### TASK INPUTS:
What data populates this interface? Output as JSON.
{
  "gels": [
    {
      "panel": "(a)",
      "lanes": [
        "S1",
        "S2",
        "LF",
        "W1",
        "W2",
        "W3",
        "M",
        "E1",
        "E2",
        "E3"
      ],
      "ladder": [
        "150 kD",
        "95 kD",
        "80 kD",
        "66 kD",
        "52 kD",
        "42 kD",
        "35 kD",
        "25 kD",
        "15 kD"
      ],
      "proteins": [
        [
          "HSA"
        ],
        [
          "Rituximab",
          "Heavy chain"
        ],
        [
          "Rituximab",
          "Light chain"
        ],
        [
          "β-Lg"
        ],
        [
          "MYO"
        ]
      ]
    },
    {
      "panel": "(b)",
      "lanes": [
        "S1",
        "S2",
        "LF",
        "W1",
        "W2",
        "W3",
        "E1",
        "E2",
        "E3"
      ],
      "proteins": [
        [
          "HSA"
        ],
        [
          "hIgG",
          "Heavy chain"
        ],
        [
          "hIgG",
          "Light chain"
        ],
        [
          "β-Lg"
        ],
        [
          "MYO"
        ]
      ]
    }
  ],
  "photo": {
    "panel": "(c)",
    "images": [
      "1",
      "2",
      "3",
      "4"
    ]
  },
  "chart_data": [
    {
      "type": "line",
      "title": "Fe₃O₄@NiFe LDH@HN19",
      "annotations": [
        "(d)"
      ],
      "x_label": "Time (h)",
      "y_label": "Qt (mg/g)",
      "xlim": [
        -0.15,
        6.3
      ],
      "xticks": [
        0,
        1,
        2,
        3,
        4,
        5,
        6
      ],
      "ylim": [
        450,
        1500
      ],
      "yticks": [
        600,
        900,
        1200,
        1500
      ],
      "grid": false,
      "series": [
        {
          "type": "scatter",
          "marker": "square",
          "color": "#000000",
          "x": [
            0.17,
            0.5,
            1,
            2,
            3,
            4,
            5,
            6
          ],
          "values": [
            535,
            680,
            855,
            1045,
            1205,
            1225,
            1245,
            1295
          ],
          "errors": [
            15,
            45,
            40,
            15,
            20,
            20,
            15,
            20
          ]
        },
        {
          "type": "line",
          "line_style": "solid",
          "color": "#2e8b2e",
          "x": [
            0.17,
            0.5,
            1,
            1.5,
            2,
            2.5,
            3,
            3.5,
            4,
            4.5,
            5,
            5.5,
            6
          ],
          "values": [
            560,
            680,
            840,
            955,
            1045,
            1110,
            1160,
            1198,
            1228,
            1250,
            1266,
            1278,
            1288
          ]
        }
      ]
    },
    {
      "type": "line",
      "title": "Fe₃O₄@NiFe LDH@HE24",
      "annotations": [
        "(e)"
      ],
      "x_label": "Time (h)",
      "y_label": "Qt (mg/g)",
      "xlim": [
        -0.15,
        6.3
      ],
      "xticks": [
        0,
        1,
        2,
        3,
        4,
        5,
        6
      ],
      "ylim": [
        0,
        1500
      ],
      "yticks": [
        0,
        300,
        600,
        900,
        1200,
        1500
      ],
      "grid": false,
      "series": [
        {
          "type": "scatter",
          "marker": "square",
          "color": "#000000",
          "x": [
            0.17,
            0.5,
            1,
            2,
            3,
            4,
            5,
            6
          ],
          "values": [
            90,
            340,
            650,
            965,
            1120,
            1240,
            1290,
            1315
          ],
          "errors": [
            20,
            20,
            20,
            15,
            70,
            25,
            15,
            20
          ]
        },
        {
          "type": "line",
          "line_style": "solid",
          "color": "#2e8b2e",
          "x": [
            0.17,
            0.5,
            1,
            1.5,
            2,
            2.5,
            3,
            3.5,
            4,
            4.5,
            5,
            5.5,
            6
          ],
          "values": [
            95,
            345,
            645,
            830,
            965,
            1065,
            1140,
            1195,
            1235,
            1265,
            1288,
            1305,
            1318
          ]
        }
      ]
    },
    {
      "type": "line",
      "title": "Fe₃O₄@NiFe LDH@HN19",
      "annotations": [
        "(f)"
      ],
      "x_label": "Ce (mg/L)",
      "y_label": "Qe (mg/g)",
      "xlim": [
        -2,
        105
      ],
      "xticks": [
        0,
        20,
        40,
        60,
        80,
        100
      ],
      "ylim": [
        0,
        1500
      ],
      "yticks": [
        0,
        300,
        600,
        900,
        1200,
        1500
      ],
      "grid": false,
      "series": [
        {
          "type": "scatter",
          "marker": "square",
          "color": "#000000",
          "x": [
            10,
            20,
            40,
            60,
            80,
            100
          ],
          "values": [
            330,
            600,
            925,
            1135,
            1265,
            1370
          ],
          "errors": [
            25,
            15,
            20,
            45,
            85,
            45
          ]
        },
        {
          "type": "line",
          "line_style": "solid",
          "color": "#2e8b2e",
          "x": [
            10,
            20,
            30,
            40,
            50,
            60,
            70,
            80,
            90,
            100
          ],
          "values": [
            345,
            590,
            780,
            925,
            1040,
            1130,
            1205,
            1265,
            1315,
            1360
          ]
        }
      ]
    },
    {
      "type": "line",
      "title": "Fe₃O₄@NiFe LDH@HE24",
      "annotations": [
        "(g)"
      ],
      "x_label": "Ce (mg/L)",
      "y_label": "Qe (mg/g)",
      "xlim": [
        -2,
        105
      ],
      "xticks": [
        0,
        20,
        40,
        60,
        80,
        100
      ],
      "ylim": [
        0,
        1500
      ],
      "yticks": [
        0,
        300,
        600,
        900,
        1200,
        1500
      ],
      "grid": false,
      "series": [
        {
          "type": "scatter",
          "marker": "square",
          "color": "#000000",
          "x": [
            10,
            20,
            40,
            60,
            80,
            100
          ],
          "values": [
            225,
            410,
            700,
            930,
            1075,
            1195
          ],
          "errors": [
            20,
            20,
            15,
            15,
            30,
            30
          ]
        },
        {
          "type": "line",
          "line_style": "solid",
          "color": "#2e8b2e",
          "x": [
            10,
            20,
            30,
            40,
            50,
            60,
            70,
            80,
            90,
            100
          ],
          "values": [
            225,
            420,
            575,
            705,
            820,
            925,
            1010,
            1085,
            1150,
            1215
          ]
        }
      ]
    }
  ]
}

### WORK ORDER:
Each record must be restated word for word, including the last line.

### ANSWER BOX:
What data populates this interface? Output as JSON.
{
  "gels": [
    {
      "panel": "(a)",
      "lanes": [
        "S1",
        "S2",
        "LF",
        "W1",
        "W2",
        "W3",
        "M",
        "E1",
        "E2",
        "E3"
      ],
      "ladder": [
        "150 kD",
        "95 kD",
        "80 kD",
        "66 kD",
        "52 kD",
        "42 kD",
        "35 kD",
        "25 kD",
        "15 kD"
      ],
      "proteins": [
        [
          "HSA"
        ],
        [
          "Rituximab",
          "Heavy chain"
        ],
        [
          "Rituximab",
          "Light chain"
        ],
        [
          "β-Lg"
        ],
        [
          "MYO"
        ]
      ]
    },
    {
      "panel": "(b)",
      "lanes": [
        "S1",
        "S2",
        "LF",
        "W1",
        "W2",
        "W3",
        "E1",
        "E2",
        "E3"
      ],
      "proteins": [
        [
          "HSA"
        ],
        [
          "hIgG",
          "Heavy chain"
        ],
        [
          "hIgG",
          "Light chain"
        ],
        [
          "β-Lg"
        ],
        [
          "MYO"
        ]
      ]
    }
  ],
  "photo": {
    "panel": "(c)",
    "images": [
      "1",
      "2",
      "3",
      "4"
    ]
  },
  "chart_data": [
    {
      "type": "line",
      "title": "Fe₃O₄@NiFe LDH@HN19",
      "annotations": [
        "(d)"
      ],
      "x_label": "Time (h)",
      "y_label": "Qt (mg/g)",
      "xlim": [
        -0.15,
        6.3
      ],
      "xticks": [
        0,
        1,
        2,
        3,
        4,
        5,
        6
      ],
      "ylim": [
        450,
        1500
      ],
      "yticks": [
        600,
        900,
        1200,
        1500
      ],
      "grid": false,
      "series": [
        {
          "type": "scatter",
          "marker": "square",
          "color": "#000000",
          "x": [
            0.17,
            0.5,
            1,
            2,
            3,
            4,
            5,
            6
          ],
          "values": [
            535,
            680,
            855,
            1045,
            1205,
            1225,
            1245,
            1295
          ],
          "errors": [
            15,
            45,
            40,
            15,
            20,
            20,
            15,
            20
          ]
        },
        {
          "type": "line",
          "line_style": "solid",
          "color": "#2e8b2e",
          "x": [
            0.17,
            0.5,
            1,
            1.5,
            2,
            2.5,
            3,
            3.5,
            4,
            4.5,
            5,
            5.5,
            6
          ],
          "values": [
            560,
            680,
            840,
            955,
            1045,
            1110,
            1160,
            1198,
            1228,
            1250,
            1266,
            1278,
            1288
          ]
        }
      ]
    },
    {
      "type": "line",
      "title": "Fe₃O₄@NiFe LDH@HE24",
      "annotations": [
        "(e)"
      ],
      "x_label": "Time (h)",
      "y_label": "Qt (mg/g)",
      "xlim": [
        -0.15,
        6.3
      ],
      "xticks": [
        0,
        1,
        2,
        3,
        4,
        5,
        6
      ],
      "ylim": [
        0,
        1500
      ],
      "yticks": [
        0,
        300,
        600,
        900,
        1200,
        1500
      ],
      "grid": false,
      "series": [
        {
          "type": "scatter",
          "marker": "square",
          "color": "#000000",
          "x": [
            0.17,
            0.5,
            1,
            2,
            3,
            4,
            5,
            6
          ],
          "values": [
            90,
            340,
            650,
            965,
            1120,
            1240,
            1290,
            1315
          ],
          "errors": [
            20,
            20,
            20,
            15,
            70,
            25,
            15,
            20
          ]
        },
        {
          "type": "line",
          "line_style": "solid",
          "color": "#2e8b2e",
          "x": [
            0.17,
            0.5,
            1,
            1.5,
            2,
            2.5,
            3,
            3.5,
            4,
            4.5,
            5,
            5.5,
            6
          ],
          "values": [
            95,
            345,
            645,
            830,
            965,
            1065,
            1140,
            1195,
            1235,
            1265,
            1288,
            1305,
            1318
          ]
        }
      ]
    },
    {
      "type": "line",
      "title": "Fe₃O₄@NiFe LDH@HN19",
      "annotations": [
        "(f)"
      ],
      "x_label": "Ce (mg/L)",
      "y_label": "Qe (mg/g)",
      "xlim": [
        -2,
        105
      ],
      "xticks": [
        0,
        20,
        40,
        60,
        80,
        100
      ],
      "ylim": [
        0,
        1500
      ],
      "yticks": [
        0,
        300,
        600,
        900,
        1200,
        1500
      ],
      "grid": false,
      "series": [
        {
          "type": "scatter",
          "marker": "square",
          "color": "#000000",
          "x": [
            10,
            20,
            40,
            60,
            80,
            100
          ],
          "values": [
            330,
            600,
            925,
            1135,
            1265,
            1370
          ],
          "errors": [
            25,
            15,
            20,
            45,
            85,
            45
          ]
        },
        {
          "type": "line",
          "line_style": "solid",
          "color": "#2e8b2e",
          "x": [
            10,
            20,
            30,
            40,
            50,
            60,
            70,
            80,
            90,
            100
          ],
          "values": [
            345,
            590,
            780,
            925,
            1040,
            1130,
            1205,
            1265,
            1315,
            1360
          ]
        }
      ]
    },
    {
      "type": "line",
      "title": "Fe₃O₄@NiFe LDH@HE24",
      "annotations": [
        "(g)"
      ],
      "x_label": "Ce (mg/L)",
      "y_label": "Qe (mg/g)",
      "xlim": [
        -2,
        105
      ],
      "xticks": [
        0,
        20,
        40,
        60,
        80,
        100
      ],
      "ylim": [
        0,
        1500
      ],
      "yticks": [
        0,
        300,
        600,
        900,
        1200,
        1500
      ],
      "grid": false,
      "series": [
        {
          "type": "scatter",
          "marker": "square",
          "color": "#000000",
          "x": [
            10,
            20,
            40,
            60,
            80,
            100
          ],
          "values": [
            225,
            410,
            700,
            930,
            1075,
            1195
          ],
          "errors": [
            20,
            20,
            15,
            15,
            30,
            30
          ]
        },
        {
          "type": "line",
          "line_style": "solid",
          "color": "#2e8b2e",
          "x": [
            10,
            20,
            30,
            40,
            50,
            60,
            70,
            80,
            90,
            100
          ],
          "values": [
            225,
            420,
            575,
            705,
            820,
            925,
            1010,
            1085,
            1150,
            1215
          ]
        }
      ]
    }
  ]
}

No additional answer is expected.